RECORDS FOR THE EXERCISE start
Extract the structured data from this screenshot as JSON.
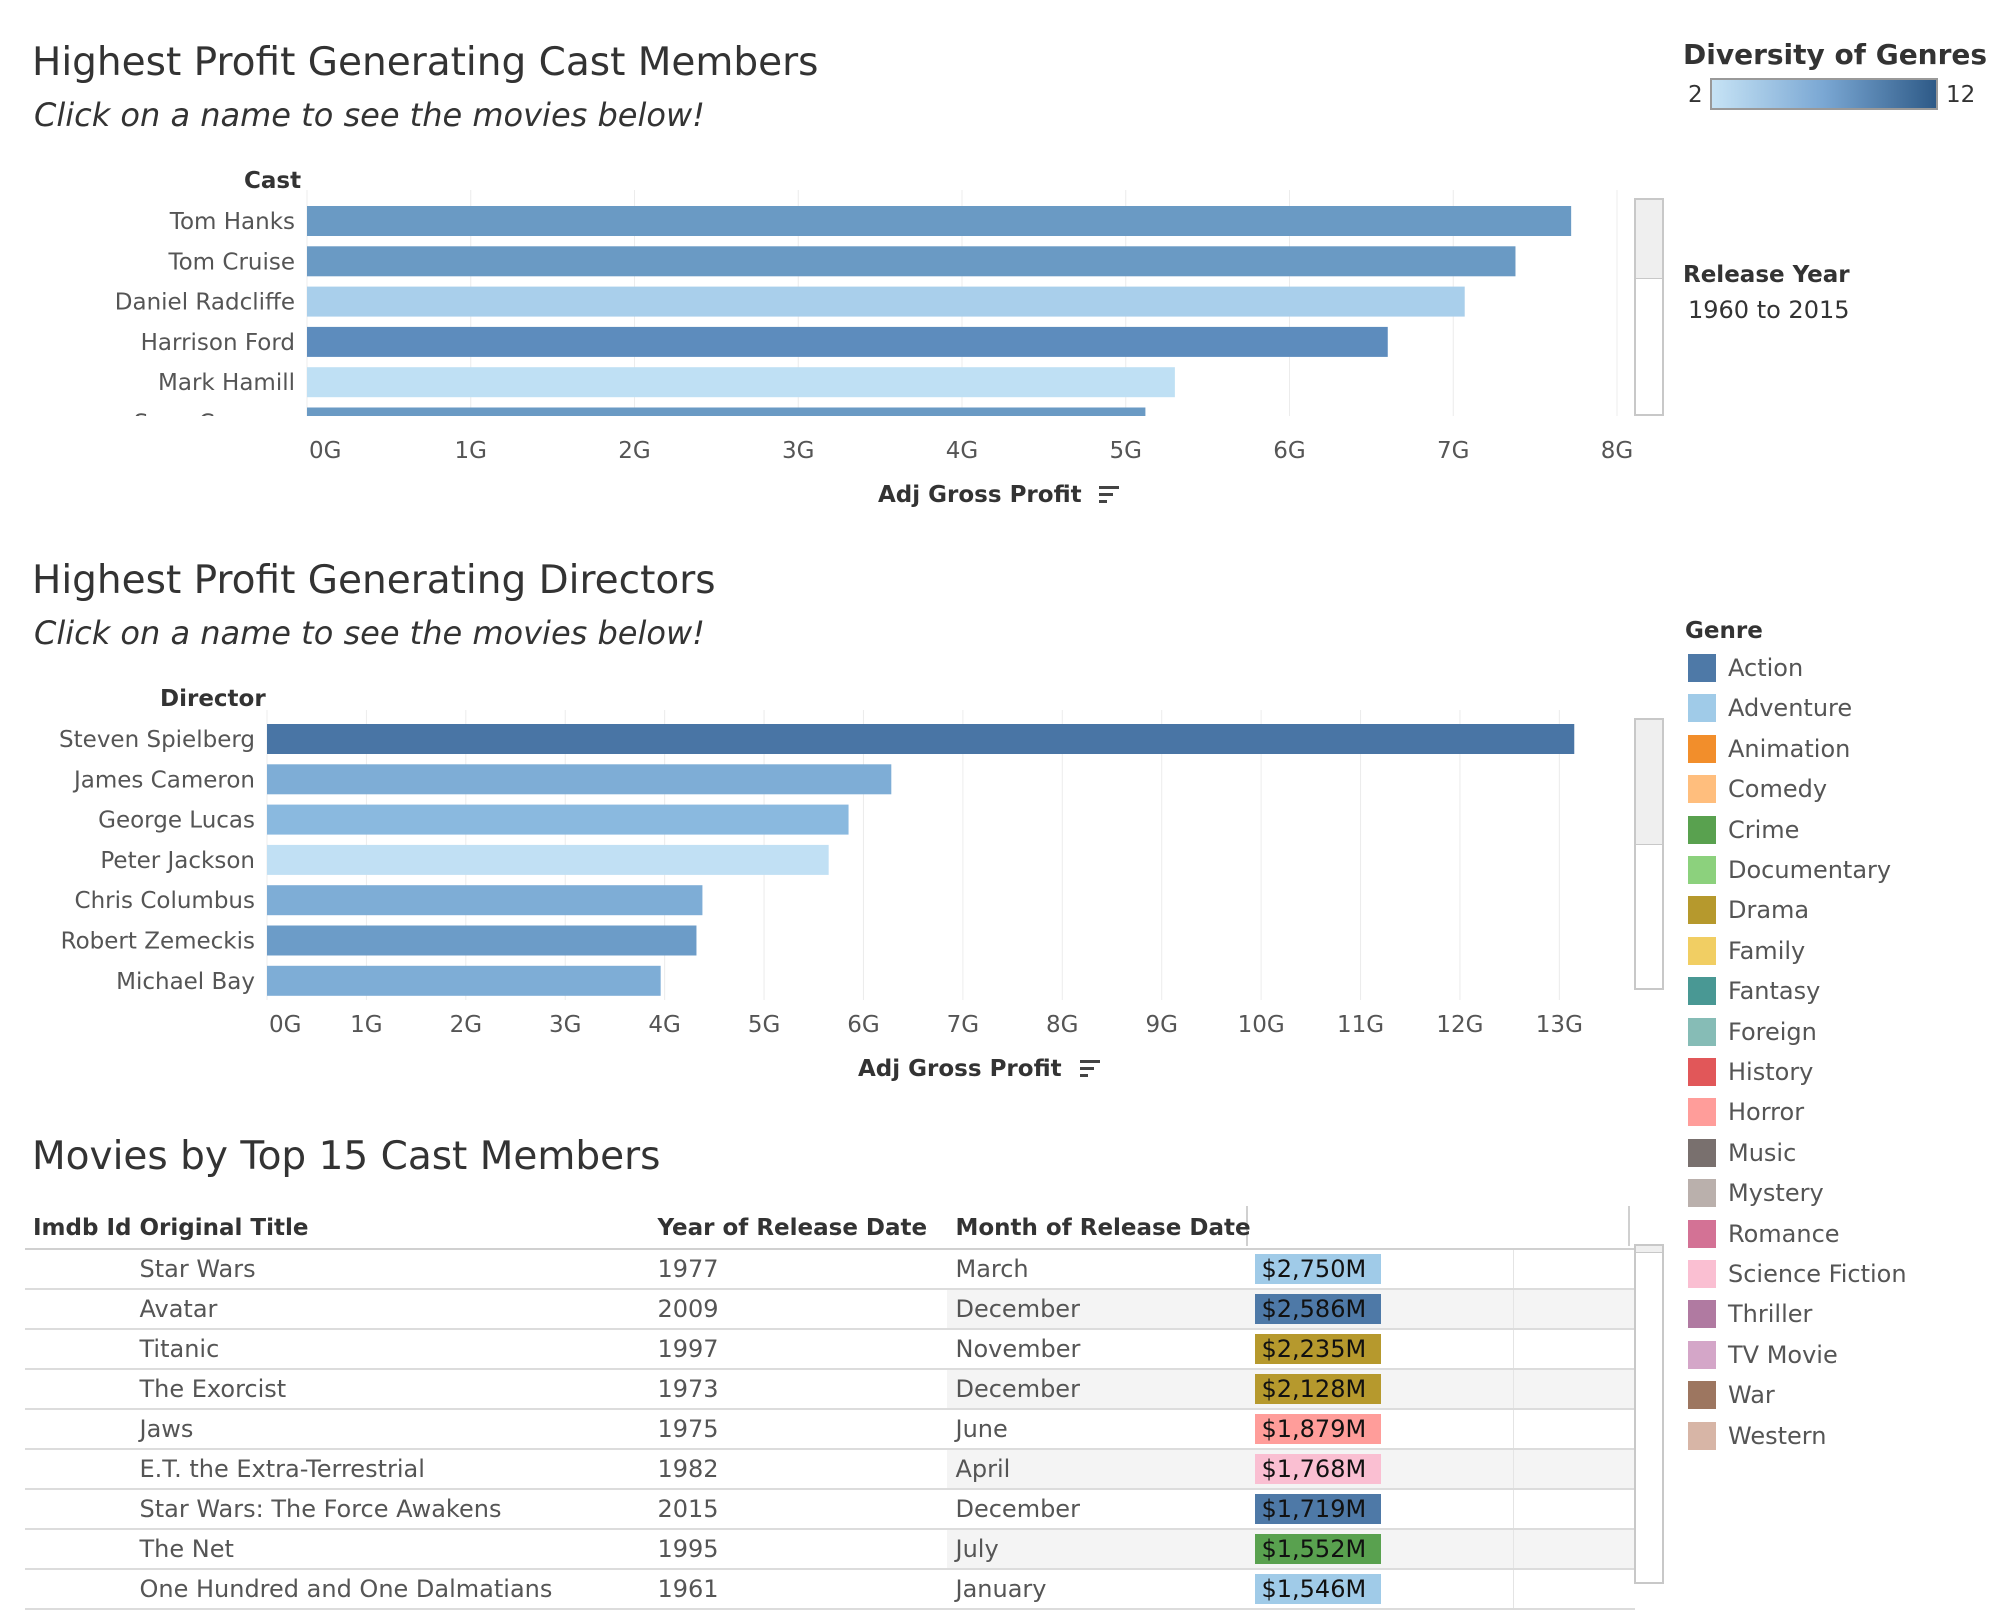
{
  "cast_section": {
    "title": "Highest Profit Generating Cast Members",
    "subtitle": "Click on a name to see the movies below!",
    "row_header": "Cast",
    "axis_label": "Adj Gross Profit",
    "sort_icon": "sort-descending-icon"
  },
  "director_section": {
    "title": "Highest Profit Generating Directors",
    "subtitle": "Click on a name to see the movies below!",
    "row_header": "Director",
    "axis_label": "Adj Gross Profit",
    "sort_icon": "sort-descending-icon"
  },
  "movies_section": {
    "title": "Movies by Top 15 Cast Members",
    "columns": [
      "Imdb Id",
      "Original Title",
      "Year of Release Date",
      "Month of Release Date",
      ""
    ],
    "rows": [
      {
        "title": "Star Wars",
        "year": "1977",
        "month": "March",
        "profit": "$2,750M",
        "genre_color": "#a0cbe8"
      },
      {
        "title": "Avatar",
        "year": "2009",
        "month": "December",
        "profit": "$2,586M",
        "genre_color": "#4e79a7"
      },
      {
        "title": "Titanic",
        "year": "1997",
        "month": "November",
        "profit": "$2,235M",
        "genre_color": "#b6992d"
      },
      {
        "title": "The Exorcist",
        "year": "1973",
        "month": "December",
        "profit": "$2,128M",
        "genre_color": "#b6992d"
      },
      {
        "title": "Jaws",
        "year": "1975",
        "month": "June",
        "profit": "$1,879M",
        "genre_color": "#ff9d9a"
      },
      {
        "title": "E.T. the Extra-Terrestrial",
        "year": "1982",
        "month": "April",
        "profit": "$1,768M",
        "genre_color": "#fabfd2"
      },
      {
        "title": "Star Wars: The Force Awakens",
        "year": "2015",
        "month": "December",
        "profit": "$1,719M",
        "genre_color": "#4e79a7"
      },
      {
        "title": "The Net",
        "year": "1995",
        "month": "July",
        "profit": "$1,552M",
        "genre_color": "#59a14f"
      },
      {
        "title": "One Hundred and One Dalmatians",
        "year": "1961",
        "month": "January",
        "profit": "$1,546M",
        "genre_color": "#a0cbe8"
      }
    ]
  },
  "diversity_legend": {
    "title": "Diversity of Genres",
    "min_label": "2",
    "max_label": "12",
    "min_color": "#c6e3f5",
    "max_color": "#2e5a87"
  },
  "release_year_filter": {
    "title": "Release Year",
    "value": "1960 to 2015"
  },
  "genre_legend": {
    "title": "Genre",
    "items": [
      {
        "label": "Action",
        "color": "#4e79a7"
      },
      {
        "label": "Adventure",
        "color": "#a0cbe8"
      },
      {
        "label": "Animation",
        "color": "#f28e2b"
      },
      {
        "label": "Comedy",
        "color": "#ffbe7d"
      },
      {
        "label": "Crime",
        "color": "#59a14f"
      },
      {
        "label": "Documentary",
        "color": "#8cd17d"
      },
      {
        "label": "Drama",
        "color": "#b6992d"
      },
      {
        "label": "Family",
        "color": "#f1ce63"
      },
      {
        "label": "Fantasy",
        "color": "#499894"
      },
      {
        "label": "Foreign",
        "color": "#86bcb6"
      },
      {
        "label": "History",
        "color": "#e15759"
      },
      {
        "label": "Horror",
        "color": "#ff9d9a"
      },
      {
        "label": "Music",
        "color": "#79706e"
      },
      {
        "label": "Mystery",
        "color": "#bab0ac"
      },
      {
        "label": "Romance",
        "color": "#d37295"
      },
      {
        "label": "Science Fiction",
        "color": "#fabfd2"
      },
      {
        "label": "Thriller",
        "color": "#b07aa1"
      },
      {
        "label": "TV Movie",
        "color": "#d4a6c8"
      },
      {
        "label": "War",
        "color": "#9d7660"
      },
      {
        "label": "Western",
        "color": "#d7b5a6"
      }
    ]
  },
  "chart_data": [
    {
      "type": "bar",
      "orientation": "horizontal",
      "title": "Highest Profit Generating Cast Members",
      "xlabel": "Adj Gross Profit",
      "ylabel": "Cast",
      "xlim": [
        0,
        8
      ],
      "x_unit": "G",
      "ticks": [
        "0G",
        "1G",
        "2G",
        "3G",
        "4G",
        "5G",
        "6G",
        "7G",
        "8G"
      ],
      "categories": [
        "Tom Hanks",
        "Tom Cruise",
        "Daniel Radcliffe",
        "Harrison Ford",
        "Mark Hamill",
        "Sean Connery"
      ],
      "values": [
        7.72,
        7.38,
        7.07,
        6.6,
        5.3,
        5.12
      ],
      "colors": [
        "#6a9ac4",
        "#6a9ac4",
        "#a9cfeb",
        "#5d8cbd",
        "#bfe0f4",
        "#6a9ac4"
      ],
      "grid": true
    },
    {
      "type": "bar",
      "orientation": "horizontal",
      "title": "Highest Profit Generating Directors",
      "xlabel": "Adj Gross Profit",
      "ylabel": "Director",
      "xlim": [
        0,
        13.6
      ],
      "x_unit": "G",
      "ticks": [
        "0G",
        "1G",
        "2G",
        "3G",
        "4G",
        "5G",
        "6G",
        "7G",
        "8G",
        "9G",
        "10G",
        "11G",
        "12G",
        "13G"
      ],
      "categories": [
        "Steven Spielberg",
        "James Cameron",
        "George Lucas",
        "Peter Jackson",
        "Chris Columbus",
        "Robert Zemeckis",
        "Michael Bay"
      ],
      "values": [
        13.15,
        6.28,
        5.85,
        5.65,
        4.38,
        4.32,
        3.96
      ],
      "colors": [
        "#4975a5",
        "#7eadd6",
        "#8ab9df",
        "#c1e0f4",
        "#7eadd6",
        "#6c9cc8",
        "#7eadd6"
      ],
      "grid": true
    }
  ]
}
RECORDS FOR THE EXERCISE end
● **TASK BRIEF**
Take the listing above and print it exactly, apart from the pictures.

● **RESPONSE FOR THIS EXERCISE**
Extract the structured data from this screenshot as JSON.
{
  "cast_section": {
    "title": "Highest Profit Generating Cast Members",
    "subtitle": "Click on a name to see the movies below!",
    "row_header": "Cast",
    "axis_label": "Adj Gross Profit",
    "sort_icon": "sort-descending-icon"
  },
  "director_section": {
    "title": "Highest Profit Generating Directors",
    "subtitle": "Click on a name to see the movies below!",
    "row_header": "Director",
    "axis_label": "Adj Gross Profit",
    "sort_icon": "sort-descending-icon"
  },
  "movies_section": {
    "title": "Movies by Top 15 Cast Members",
    "columns": [
      "Imdb Id",
      "Original Title",
      "Year of Release Date",
      "Month of Release Date",
      ""
    ],
    "rows": [
      {
        "title": "Star Wars",
        "year": "1977",
        "month": "March",
        "profit": "$2,750M",
        "genre_color": "#a0cbe8"
      },
      {
        "title": "Avatar",
        "year": "2009",
        "month": "December",
        "profit": "$2,586M",
        "genre_color": "#4e79a7"
      },
      {
        "title": "Titanic",
        "year": "1997",
        "month": "November",
        "profit": "$2,235M",
        "genre_color": "#b6992d"
      },
      {
        "title": "The Exorcist",
        "year": "1973",
        "month": "December",
        "profit": "$2,128M",
        "genre_color": "#b6992d"
      },
      {
        "title": "Jaws",
        "year": "1975",
        "month": "June",
        "profit": "$1,879M",
        "genre_color": "#ff9d9a"
      },
      {
        "title": "E.T. the Extra-Terrestrial",
        "year": "1982",
        "month": "April",
        "profit": "$1,768M",
        "genre_color": "#fabfd2"
      },
      {
        "title": "Star Wars: The Force Awakens",
        "year": "2015",
        "month": "December",
        "profit": "$1,719M",
        "genre_color": "#4e79a7"
      },
      {
        "title": "The Net",
        "year": "1995",
        "month": "July",
        "profit": "$1,552M",
        "genre_color": "#59a14f"
      },
      {
        "title": "One Hundred and One Dalmatians",
        "year": "1961",
        "month": "January",
        "profit": "$1,546M",
        "genre_color": "#a0cbe8"
      }
    ]
  },
  "diversity_legend": {
    "title": "Diversity of Genres",
    "min_label": "2",
    "max_label": "12",
    "min_color": "#c6e3f5",
    "max_color": "#2e5a87"
  },
  "release_year_filter": {
    "title": "Release Year",
    "value": "1960 to 2015"
  },
  "genre_legend": {
    "title": "Genre",
    "items": [
      {
        "label": "Action",
        "color": "#4e79a7"
      },
      {
        "label": "Adventure",
        "color": "#a0cbe8"
      },
      {
        "label": "Animation",
        "color": "#f28e2b"
      },
      {
        "label": "Comedy",
        "color": "#ffbe7d"
      },
      {
        "label": "Crime",
        "color": "#59a14f"
      },
      {
        "label": "Documentary",
        "color": "#8cd17d"
      },
      {
        "label": "Drama",
        "color": "#b6992d"
      },
      {
        "label": "Family",
        "color": "#f1ce63"
      },
      {
        "label": "Fantasy",
        "color": "#499894"
      },
      {
        "label": "Foreign",
        "color": "#86bcb6"
      },
      {
        "label": "History",
        "color": "#e15759"
      },
      {
        "label": "Horror",
        "color": "#ff9d9a"
      },
      {
        "label": "Music",
        "color": "#79706e"
      },
      {
        "label": "Mystery",
        "color": "#bab0ac"
      },
      {
        "label": "Romance",
        "color": "#d37295"
      },
      {
        "label": "Science Fiction",
        "color": "#fabfd2"
      },
      {
        "label": "Thriller",
        "color": "#b07aa1"
      },
      {
        "label": "TV Movie",
        "color": "#d4a6c8"
      },
      {
        "label": "War",
        "color": "#9d7660"
      },
      {
        "label": "Western",
        "color": "#d7b5a6"
      }
    ]
  },
  "chart_data": [
    {
      "type": "bar",
      "orientation": "horizontal",
      "title": "Highest Profit Generating Cast Members",
      "xlabel": "Adj Gross Profit",
      "ylabel": "Cast",
      "xlim": [
        0,
        8
      ],
      "x_unit": "G",
      "ticks": [
        "0G",
        "1G",
        "2G",
        "3G",
        "4G",
        "5G",
        "6G",
        "7G",
        "8G"
      ],
      "categories": [
        "Tom Hanks",
        "Tom Cruise",
        "Daniel Radcliffe",
        "Harrison Ford",
        "Mark Hamill",
        "Sean Connery"
      ],
      "values": [
        7.72,
        7.38,
        7.07,
        6.6,
        5.3,
        5.12
      ],
      "colors": [
        "#6a9ac4",
        "#6a9ac4",
        "#a9cfeb",
        "#5d8cbd",
        "#bfe0f4",
        "#6a9ac4"
      ],
      "grid": true
    },
    {
      "type": "bar",
      "orientation": "horizontal",
      "title": "Highest Profit Generating Directors",
      "xlabel": "Adj Gross Profit",
      "ylabel": "Director",
      "xlim": [
        0,
        13.6
      ],
      "x_unit": "G",
      "ticks": [
        "0G",
        "1G",
        "2G",
        "3G",
        "4G",
        "5G",
        "6G",
        "7G",
        "8G",
        "9G",
        "10G",
        "11G",
        "12G",
        "13G"
      ],
      "categories": [
        "Steven Spielberg",
        "James Cameron",
        "George Lucas",
        "Peter Jackson",
        "Chris Columbus",
        "Robert Zemeckis",
        "Michael Bay"
      ],
      "values": [
        13.15,
        6.28,
        5.85,
        5.65,
        4.38,
        4.32,
        3.96
      ],
      "colors": [
        "#4975a5",
        "#7eadd6",
        "#8ab9df",
        "#c1e0f4",
        "#7eadd6",
        "#6c9cc8",
        "#7eadd6"
      ],
      "grid": true
    }
  ]
}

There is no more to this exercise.